* **WHAT THE TASK ASKS**
What number of lines contain the word "JDBC"? Reply with the number and nothing else.

— START AVAILABLE DATA —

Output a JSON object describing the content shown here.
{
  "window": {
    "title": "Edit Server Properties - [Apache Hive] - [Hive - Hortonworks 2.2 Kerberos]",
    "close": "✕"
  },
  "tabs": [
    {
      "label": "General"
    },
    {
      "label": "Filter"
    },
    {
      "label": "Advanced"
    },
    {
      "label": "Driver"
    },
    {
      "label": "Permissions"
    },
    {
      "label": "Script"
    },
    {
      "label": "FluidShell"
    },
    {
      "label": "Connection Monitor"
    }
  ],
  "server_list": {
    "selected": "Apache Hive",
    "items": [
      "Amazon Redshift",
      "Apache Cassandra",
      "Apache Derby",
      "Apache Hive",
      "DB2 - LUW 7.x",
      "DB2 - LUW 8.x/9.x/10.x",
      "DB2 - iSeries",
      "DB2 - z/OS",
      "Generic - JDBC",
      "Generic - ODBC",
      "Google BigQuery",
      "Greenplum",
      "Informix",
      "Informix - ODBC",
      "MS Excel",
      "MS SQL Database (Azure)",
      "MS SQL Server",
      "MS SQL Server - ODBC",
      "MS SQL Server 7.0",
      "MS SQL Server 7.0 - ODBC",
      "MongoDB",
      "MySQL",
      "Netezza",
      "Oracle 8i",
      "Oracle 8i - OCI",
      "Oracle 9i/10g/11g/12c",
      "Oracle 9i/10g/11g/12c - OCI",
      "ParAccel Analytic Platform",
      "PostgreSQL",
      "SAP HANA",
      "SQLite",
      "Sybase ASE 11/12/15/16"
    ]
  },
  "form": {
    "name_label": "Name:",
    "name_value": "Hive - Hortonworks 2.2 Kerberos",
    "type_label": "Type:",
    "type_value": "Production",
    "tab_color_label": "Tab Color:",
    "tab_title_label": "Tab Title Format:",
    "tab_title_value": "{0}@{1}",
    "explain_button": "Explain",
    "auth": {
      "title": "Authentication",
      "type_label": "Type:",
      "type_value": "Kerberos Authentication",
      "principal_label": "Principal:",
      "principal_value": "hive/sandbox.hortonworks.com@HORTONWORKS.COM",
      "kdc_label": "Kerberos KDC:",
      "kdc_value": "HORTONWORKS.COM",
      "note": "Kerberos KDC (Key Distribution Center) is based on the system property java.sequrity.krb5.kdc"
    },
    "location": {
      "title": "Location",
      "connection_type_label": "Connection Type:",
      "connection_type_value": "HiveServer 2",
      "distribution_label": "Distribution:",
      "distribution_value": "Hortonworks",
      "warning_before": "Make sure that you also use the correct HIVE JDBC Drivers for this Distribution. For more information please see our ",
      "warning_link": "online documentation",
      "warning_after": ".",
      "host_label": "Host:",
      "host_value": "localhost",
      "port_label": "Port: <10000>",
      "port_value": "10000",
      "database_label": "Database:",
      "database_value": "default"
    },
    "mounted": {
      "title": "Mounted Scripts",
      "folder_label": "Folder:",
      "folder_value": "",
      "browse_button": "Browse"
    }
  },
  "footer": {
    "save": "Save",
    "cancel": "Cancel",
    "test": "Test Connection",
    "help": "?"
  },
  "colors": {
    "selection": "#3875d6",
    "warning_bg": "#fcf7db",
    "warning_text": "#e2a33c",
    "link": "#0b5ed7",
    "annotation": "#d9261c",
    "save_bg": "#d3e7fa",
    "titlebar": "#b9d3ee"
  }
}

— END AVAILABLE DATA —

* **PROBLEM SOLUTION**
2